#### [Dataset records]
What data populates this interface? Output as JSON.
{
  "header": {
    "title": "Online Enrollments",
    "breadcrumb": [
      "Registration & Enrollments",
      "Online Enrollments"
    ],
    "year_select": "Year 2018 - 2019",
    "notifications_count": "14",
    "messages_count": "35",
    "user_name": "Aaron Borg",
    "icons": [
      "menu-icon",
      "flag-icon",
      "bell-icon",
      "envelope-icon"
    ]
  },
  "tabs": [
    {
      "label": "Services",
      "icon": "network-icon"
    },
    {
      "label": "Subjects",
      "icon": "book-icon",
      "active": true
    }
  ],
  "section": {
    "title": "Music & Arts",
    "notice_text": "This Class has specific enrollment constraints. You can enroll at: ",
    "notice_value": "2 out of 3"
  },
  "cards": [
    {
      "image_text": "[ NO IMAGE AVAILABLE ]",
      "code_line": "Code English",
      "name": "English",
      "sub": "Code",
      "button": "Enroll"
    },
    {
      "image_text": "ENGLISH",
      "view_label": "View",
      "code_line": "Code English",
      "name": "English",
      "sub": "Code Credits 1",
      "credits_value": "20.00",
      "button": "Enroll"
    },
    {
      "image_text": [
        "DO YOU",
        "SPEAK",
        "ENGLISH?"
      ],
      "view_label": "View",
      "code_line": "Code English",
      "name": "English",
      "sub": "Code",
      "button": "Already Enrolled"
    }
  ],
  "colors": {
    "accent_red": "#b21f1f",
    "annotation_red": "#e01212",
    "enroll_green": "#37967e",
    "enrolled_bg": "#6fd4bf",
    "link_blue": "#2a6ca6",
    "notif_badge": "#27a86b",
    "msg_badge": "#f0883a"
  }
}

#### [Exercise requirements]
Copy every record exactly as presented.

#### [Right answer]
What data populates this interface? Output as JSON.
{
  "header": {
    "title": "Online Enrollments",
    "breadcrumb": [
      "Registration & Enrollments",
      "Online Enrollments"
    ],
    "year_select": "Year 2018 - 2019",
    "notifications_count": "14",
    "messages_count": "35",
    "user_name": "Aaron Borg",
    "icons": [
      "menu-icon",
      "flag-icon",
      "bell-icon",
      "envelope-icon"
    ]
  },
  "tabs": [
    {
      "label": "Services",
      "icon": "network-icon"
    },
    {
      "label": "Subjects",
      "icon": "book-icon",
      "active": true
    }
  ],
  "section": {
    "title": "Music & Arts",
    "notice_text": "This Class has specific enrollment constraints. You can enroll at: ",
    "notice_value": "2 out of 3"
  },
  "cards": [
    {
      "image_text": "[ NO IMAGE AVAILABLE ]",
      "code_line": "Code English",
      "name": "English",
      "sub": "Code",
      "button": "Enroll"
    },
    {
      "image_text": "ENGLISH",
      "view_label": "View",
      "code_line": "Code English",
      "name": "English",
      "sub": "Code Credits 1",
      "credits_value": "20.00",
      "button": "Enroll"
    },
    {
      "image_text": [
        "DO YOU",
        "SPEAK",
        "ENGLISH?"
      ],
      "view_label": "View",
      "code_line": "Code English",
      "name": "English",
      "sub": "Code",
      "button": "Already Enrolled"
    }
  ],
  "colors": {
    "accent_red": "#b21f1f",
    "annotation_red": "#e01212",
    "enroll_green": "#37967e",
    "enrolled_bg": "#6fd4bf",
    "link_blue": "#2a6ca6",
    "notif_badge": "#27a86b",
    "msg_badge": "#f0883a"
  }
}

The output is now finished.